## begin Material shown
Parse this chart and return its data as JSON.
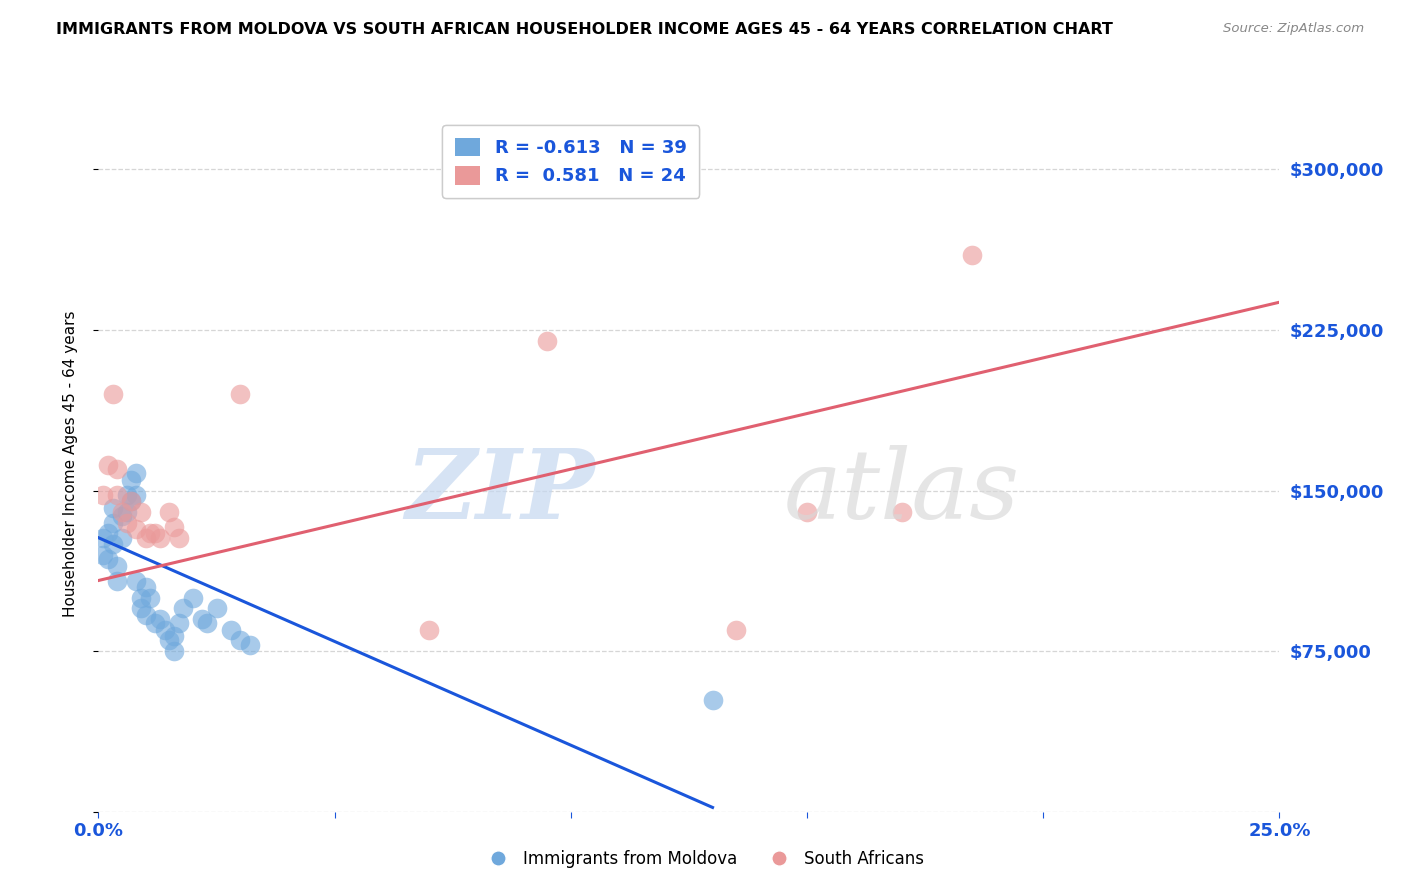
{
  "title": "IMMIGRANTS FROM MOLDOVA VS SOUTH AFRICAN HOUSEHOLDER INCOME AGES 45 - 64 YEARS CORRELATION CHART",
  "source": "Source: ZipAtlas.com",
  "ylabel": "Householder Income Ages 45 - 64 years",
  "xmin": 0.0,
  "xmax": 0.25,
  "ymin": 0,
  "ymax": 325000,
  "yticks": [
    0,
    75000,
    150000,
    225000,
    300000
  ],
  "ytick_labels": [
    "",
    "$75,000",
    "$150,000",
    "$225,000",
    "$300,000"
  ],
  "xticks": [
    0.0,
    0.05,
    0.1,
    0.15,
    0.2,
    0.25
  ],
  "xtick_labels": [
    "0.0%",
    "",
    "",
    "",
    "",
    "25.0%"
  ],
  "blue_R": -0.613,
  "blue_N": 39,
  "pink_R": 0.581,
  "pink_N": 24,
  "blue_color": "#6fa8dc",
  "pink_color": "#ea9999",
  "blue_line_color": "#1a56db",
  "pink_line_color": "#e06070",
  "legend_label_blue": "Immigrants from Moldova",
  "legend_label_pink": "South Africans",
  "blue_scatter_x": [
    0.001,
    0.001,
    0.002,
    0.002,
    0.003,
    0.003,
    0.003,
    0.004,
    0.004,
    0.005,
    0.005,
    0.006,
    0.006,
    0.007,
    0.007,
    0.008,
    0.008,
    0.008,
    0.009,
    0.009,
    0.01,
    0.01,
    0.011,
    0.012,
    0.013,
    0.014,
    0.015,
    0.016,
    0.016,
    0.017,
    0.018,
    0.02,
    0.022,
    0.023,
    0.025,
    0.028,
    0.03,
    0.032,
    0.13
  ],
  "blue_scatter_y": [
    128000,
    120000,
    130000,
    118000,
    142000,
    135000,
    125000,
    115000,
    108000,
    138000,
    128000,
    148000,
    140000,
    155000,
    145000,
    158000,
    148000,
    108000,
    100000,
    95000,
    105000,
    92000,
    100000,
    88000,
    90000,
    85000,
    80000,
    75000,
    82000,
    88000,
    95000,
    100000,
    90000,
    88000,
    95000,
    85000,
    80000,
    78000,
    52000
  ],
  "pink_scatter_x": [
    0.001,
    0.002,
    0.003,
    0.004,
    0.004,
    0.005,
    0.006,
    0.007,
    0.008,
    0.009,
    0.01,
    0.011,
    0.012,
    0.013,
    0.015,
    0.016,
    0.017,
    0.03,
    0.07,
    0.095,
    0.135,
    0.15,
    0.17,
    0.185
  ],
  "pink_scatter_y": [
    148000,
    162000,
    195000,
    160000,
    148000,
    140000,
    135000,
    145000,
    132000,
    140000,
    128000,
    130000,
    130000,
    128000,
    140000,
    133000,
    128000,
    195000,
    85000,
    220000,
    85000,
    140000,
    140000,
    260000
  ],
  "blue_trend_x": [
    0.0,
    0.13
  ],
  "blue_trend_y": [
    128000,
    2000
  ],
  "pink_trend_x": [
    0.0,
    0.25
  ],
  "pink_trend_y": [
    108000,
    238000
  ]
}
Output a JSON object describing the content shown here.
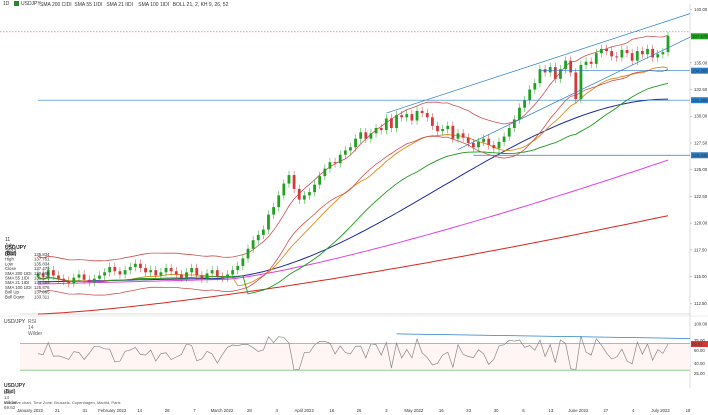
## end Material shown
● What is required
Select all lines in the listing above where the word "JSON" appears, and show them.

● Solution
Parse this chart and return its data as JSON.
Output a JSON object describing the content shown here.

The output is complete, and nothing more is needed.